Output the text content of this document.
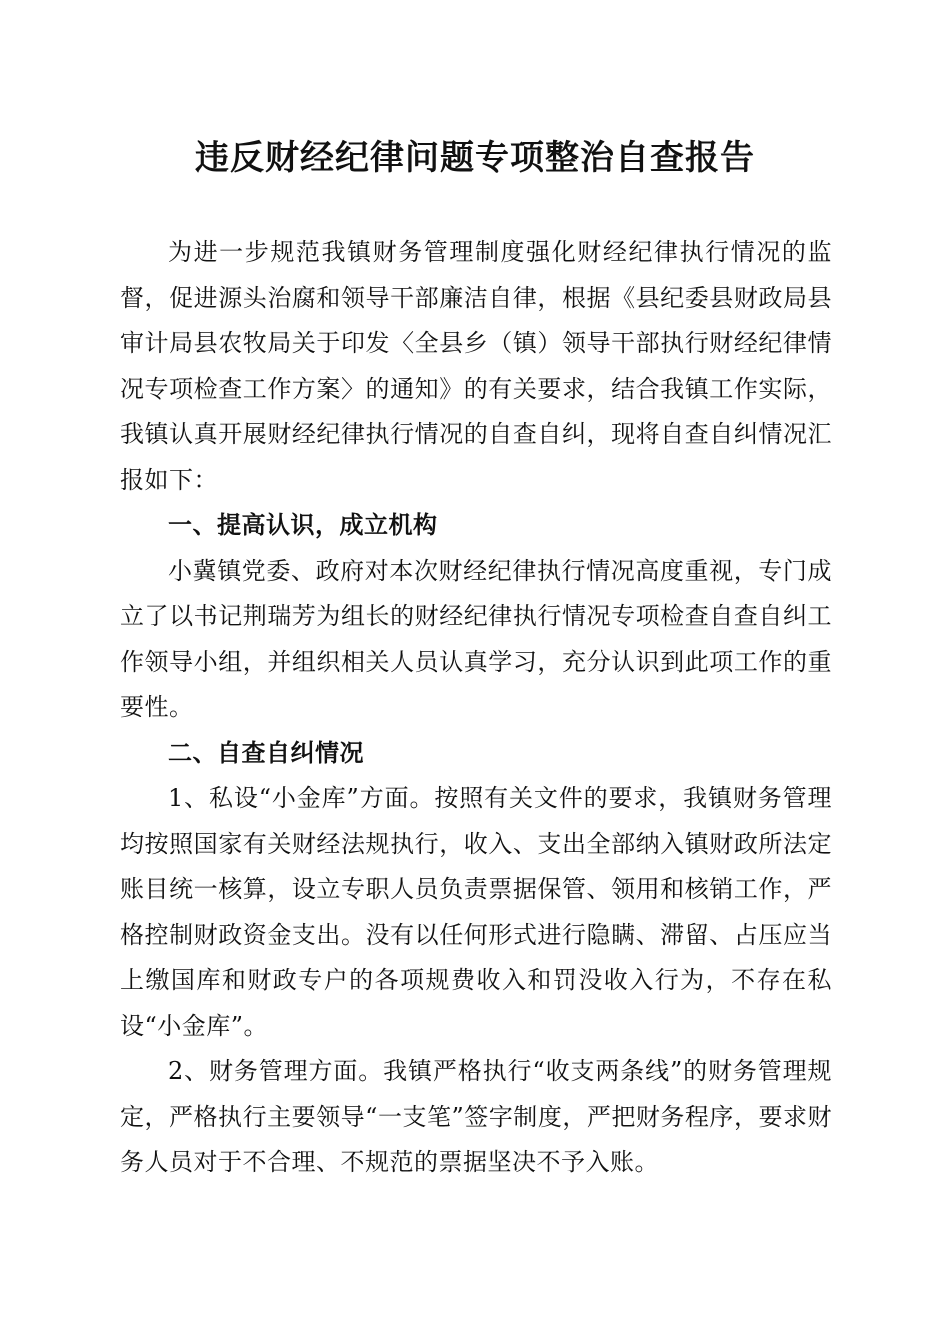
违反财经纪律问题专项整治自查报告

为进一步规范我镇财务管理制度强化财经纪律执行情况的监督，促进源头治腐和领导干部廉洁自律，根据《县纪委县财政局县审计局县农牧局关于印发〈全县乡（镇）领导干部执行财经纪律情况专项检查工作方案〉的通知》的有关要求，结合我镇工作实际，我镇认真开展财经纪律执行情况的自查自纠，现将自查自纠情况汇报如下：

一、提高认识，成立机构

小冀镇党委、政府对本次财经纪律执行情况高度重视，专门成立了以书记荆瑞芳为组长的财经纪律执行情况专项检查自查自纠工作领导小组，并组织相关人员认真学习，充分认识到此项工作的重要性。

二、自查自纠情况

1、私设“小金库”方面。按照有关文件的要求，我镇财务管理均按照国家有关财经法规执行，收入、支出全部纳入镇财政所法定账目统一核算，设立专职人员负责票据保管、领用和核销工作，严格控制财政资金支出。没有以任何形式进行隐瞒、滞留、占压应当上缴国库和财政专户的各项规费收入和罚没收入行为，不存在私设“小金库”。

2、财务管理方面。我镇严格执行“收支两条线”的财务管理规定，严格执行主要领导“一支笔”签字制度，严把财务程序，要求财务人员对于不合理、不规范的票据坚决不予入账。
___
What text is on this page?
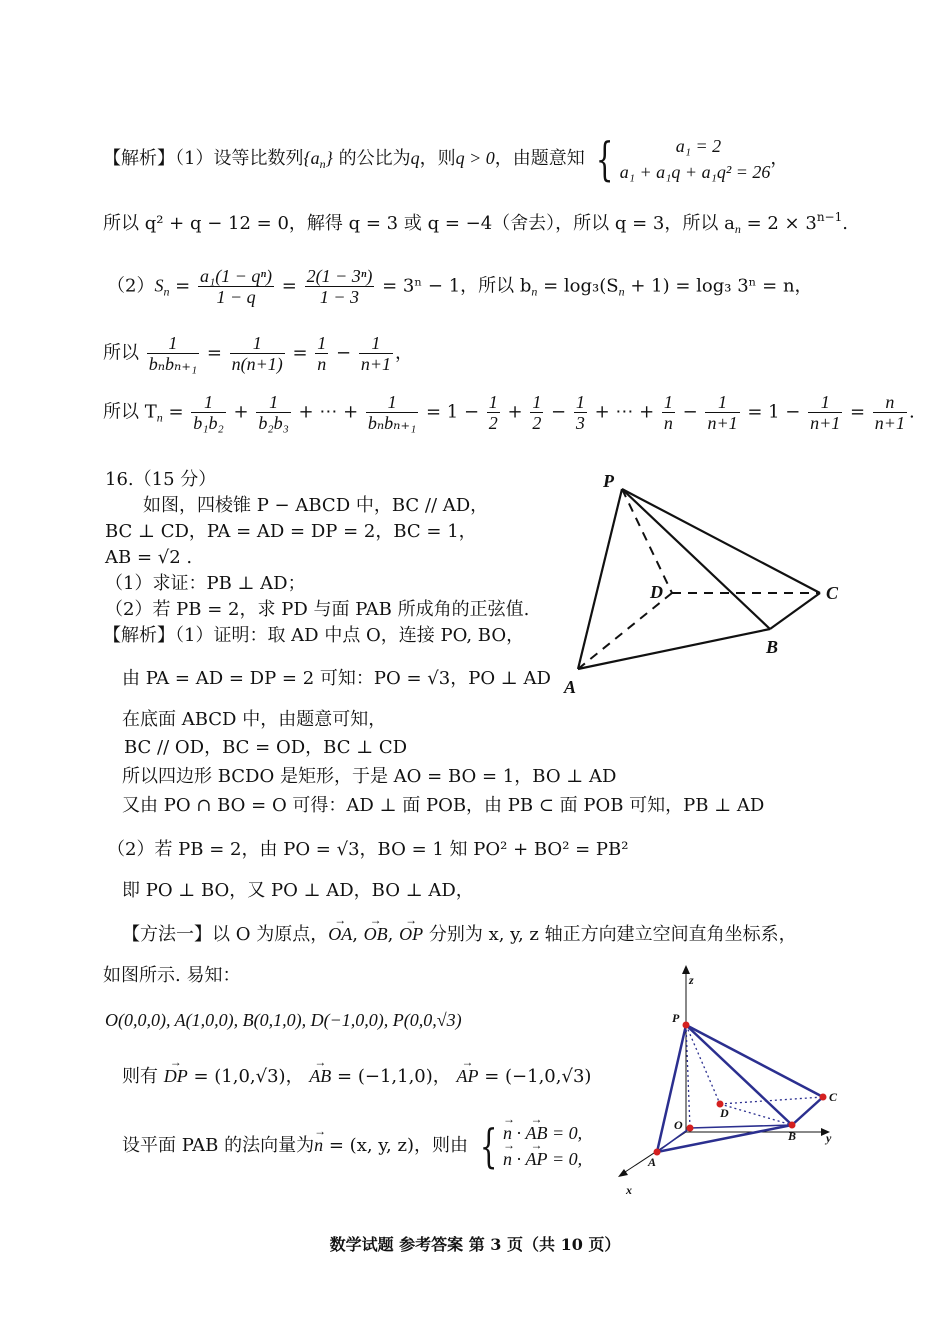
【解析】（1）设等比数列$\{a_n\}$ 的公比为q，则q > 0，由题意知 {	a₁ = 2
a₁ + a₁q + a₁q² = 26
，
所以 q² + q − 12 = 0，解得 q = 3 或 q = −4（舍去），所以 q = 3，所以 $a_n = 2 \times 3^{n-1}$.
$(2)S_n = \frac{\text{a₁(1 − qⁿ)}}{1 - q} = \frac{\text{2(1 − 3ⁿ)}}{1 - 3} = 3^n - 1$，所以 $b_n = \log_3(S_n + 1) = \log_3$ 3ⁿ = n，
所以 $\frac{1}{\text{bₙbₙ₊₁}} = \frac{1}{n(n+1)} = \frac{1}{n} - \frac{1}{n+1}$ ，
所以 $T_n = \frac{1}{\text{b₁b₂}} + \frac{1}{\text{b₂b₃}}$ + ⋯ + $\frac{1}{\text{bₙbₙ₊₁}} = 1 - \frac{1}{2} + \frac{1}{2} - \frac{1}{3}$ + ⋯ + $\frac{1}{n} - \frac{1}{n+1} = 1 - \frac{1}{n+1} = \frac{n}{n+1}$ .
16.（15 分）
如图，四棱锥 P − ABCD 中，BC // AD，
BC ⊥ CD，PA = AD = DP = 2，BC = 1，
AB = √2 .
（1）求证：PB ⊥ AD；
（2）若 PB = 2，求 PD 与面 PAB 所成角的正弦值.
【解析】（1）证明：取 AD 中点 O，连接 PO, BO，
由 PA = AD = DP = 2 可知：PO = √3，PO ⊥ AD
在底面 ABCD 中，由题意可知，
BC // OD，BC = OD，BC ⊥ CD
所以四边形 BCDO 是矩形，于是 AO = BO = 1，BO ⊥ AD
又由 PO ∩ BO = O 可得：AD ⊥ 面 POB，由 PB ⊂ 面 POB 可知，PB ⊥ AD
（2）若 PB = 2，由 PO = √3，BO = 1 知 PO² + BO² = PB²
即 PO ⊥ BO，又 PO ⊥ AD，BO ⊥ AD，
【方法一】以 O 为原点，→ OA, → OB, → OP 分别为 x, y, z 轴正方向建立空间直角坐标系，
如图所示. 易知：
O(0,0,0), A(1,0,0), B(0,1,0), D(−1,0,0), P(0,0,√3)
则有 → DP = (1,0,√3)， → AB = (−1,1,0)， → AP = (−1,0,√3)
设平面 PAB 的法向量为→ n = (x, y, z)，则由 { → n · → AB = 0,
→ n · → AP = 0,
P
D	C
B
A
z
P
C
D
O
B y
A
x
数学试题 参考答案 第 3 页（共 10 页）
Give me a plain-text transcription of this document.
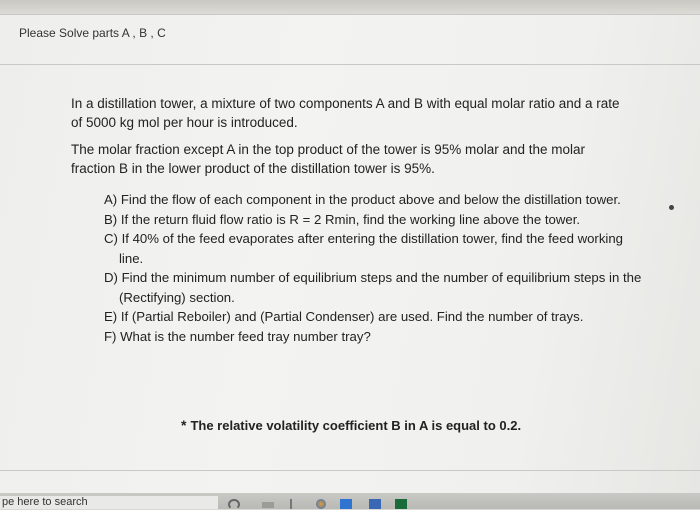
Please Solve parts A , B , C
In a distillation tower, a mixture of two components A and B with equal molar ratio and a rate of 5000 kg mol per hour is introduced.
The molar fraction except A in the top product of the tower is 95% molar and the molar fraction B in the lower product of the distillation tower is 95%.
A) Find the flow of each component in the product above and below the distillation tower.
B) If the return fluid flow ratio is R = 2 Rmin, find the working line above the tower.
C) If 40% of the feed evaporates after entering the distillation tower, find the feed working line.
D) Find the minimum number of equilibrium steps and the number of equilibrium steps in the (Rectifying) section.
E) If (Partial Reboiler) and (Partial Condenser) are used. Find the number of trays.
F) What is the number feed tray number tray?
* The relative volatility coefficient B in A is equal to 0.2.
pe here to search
___
Goal |
Select every line where the word "molar" occurs.

Result below |
In a distillation tower, a mixture of two components A and B with equal molar ratio and a rate of 5000 kg mol per hour is introduced.
The molar fraction except A in the top product of the tower is 95% molar and the molar fraction B in the lower product of the distillation tower is 95%.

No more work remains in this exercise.